• **AIM OF THE EXERCISE**: Look through the data for the string "Annweiler". Copy every line where it is found.

• **ENTRIES SUPPLIED**:
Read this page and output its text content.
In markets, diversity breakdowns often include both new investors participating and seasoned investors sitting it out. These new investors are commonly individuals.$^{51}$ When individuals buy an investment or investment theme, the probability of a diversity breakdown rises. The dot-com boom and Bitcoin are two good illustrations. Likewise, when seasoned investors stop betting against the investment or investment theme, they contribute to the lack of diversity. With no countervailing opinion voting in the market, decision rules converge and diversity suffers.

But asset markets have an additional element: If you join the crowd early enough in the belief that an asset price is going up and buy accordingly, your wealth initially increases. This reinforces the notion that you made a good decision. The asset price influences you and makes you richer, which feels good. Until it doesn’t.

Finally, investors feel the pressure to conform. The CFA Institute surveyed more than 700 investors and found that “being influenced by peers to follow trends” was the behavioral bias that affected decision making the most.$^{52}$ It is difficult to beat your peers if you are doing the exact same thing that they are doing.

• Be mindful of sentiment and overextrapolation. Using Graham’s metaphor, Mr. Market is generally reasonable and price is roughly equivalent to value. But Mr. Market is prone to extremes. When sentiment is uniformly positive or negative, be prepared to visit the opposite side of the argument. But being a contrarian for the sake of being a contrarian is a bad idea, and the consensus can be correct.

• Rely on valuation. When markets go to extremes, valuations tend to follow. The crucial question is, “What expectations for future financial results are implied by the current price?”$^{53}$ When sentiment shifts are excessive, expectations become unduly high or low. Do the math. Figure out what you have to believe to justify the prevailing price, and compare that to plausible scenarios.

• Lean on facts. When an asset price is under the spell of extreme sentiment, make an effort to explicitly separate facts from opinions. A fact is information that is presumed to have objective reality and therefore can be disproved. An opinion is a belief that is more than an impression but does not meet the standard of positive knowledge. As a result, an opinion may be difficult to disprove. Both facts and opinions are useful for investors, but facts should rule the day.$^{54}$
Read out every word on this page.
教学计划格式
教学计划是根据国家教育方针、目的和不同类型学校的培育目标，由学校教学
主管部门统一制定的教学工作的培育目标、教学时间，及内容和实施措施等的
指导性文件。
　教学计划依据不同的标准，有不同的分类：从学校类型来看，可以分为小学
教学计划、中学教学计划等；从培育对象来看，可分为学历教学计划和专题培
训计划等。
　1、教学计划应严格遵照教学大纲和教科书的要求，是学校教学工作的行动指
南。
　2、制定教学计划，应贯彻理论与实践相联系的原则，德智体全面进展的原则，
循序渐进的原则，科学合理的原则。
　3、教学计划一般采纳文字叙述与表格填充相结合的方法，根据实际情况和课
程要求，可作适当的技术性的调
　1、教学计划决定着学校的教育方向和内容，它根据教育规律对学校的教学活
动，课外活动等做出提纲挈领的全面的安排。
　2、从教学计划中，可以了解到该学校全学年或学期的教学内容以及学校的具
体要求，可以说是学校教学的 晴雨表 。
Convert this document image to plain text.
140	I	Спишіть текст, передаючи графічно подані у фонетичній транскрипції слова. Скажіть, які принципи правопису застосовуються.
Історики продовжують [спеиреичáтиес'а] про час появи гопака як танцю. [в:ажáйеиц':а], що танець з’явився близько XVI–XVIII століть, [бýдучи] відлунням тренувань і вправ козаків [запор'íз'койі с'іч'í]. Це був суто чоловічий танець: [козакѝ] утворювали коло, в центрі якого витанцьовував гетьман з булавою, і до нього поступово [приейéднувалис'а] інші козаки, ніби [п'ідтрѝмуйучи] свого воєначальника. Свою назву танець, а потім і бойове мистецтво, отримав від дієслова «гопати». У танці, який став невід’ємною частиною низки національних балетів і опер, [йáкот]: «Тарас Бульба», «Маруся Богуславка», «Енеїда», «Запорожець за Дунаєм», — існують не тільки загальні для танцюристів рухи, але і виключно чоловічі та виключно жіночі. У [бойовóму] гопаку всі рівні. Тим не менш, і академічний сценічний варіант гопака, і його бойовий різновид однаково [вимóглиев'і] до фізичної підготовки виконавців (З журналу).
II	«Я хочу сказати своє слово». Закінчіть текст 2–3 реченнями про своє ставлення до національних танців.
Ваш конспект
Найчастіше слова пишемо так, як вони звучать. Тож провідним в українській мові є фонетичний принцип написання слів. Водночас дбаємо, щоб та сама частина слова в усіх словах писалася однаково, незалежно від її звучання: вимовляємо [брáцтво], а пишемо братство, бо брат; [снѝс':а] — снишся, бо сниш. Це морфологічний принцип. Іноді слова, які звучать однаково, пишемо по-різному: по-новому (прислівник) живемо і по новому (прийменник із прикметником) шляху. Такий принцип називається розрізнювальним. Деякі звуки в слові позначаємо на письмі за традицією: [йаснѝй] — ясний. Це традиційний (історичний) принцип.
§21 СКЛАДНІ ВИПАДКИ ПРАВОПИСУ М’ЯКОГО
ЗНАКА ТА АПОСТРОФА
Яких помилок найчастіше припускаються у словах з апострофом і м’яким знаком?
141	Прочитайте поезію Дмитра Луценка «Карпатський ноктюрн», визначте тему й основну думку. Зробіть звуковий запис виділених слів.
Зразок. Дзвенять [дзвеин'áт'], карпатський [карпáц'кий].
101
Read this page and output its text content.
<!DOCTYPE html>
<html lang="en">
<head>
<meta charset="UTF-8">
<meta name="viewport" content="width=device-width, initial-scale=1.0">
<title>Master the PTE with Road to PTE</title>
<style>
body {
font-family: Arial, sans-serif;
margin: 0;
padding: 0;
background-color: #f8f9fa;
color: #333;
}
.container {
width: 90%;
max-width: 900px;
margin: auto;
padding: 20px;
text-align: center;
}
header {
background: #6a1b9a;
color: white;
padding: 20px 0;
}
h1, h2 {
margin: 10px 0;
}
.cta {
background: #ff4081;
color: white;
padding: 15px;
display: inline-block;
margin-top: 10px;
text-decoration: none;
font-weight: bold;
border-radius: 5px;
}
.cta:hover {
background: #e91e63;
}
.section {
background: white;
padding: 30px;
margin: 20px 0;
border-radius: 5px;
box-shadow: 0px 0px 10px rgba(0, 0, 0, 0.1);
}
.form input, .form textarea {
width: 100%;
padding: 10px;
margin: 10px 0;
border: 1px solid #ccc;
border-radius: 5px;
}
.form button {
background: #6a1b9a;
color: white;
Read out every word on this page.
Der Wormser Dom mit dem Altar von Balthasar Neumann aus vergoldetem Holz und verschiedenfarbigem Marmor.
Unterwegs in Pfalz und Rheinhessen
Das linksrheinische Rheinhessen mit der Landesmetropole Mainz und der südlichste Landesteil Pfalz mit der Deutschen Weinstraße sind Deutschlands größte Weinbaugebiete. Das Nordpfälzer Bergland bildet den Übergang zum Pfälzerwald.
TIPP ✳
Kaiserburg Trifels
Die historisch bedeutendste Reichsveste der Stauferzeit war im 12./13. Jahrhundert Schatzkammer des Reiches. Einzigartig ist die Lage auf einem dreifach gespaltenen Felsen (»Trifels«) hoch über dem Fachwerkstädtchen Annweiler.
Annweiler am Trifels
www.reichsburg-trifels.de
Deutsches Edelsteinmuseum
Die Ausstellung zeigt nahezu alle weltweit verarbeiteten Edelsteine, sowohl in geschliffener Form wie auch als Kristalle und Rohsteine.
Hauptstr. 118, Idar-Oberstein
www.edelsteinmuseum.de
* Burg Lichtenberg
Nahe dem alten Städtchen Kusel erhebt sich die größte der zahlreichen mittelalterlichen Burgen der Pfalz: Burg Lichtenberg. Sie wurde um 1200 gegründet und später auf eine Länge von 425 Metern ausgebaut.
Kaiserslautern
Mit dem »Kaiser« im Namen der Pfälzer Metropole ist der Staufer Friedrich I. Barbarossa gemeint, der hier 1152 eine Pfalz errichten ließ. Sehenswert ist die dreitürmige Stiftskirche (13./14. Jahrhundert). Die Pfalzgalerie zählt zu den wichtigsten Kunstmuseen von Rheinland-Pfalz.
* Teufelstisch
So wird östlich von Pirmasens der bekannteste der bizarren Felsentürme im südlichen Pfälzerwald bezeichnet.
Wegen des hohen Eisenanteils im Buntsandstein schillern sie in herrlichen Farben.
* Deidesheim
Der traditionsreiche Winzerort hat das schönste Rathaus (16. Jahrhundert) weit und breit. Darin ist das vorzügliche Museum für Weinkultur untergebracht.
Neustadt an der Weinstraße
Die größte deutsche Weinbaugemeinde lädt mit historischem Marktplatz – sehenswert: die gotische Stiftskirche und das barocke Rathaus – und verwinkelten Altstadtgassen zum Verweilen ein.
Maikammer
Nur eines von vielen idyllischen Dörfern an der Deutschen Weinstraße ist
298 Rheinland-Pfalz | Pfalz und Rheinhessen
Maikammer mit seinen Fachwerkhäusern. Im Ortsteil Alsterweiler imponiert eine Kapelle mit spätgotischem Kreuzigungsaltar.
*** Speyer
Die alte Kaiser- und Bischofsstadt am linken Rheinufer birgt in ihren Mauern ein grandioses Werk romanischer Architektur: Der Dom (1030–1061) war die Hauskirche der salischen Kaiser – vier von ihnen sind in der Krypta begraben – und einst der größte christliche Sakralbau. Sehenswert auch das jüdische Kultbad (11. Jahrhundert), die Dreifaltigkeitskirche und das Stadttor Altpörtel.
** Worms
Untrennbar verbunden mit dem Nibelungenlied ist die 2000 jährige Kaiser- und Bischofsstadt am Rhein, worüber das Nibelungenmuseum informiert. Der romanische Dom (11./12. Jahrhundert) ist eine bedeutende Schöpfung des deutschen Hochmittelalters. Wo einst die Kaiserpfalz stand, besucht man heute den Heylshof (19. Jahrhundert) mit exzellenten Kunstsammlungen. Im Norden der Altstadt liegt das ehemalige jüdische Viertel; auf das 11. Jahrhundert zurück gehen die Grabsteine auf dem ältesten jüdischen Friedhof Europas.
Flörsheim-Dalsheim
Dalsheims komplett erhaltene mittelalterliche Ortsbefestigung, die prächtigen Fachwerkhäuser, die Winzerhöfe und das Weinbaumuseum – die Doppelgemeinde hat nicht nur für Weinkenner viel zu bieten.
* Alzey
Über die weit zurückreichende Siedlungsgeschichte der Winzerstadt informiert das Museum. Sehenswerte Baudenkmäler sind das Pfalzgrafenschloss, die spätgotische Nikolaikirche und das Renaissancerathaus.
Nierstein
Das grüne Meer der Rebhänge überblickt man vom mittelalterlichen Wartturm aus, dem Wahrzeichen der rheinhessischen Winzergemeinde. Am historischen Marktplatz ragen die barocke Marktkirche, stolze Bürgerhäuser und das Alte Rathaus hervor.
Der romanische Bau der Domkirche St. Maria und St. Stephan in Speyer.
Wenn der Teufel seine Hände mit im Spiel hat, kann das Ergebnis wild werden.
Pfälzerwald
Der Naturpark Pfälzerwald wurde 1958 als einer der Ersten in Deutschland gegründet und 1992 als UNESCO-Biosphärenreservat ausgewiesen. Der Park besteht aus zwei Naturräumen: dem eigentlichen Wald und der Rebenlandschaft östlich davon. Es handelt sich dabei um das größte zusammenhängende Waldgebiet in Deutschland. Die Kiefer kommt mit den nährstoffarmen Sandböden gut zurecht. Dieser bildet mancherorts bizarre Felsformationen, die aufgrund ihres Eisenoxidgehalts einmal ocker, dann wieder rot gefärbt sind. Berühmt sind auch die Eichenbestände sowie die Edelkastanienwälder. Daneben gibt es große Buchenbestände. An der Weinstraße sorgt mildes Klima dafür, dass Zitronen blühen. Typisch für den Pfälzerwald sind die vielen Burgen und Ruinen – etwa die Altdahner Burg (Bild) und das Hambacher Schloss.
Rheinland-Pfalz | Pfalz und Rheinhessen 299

• **COMPLETE ANSWER**:
Die historisch bedeutendste Reichsveste der Stauferzeit war im 12./13. Jahrhundert Schatzkammer des Reiches. Einzigartig ist die Lage auf einem dreifach gespaltenen Felsen (»Trifels«) hoch über dem Fachwerkstädtchen Annweiler.
Annweiler am Trifels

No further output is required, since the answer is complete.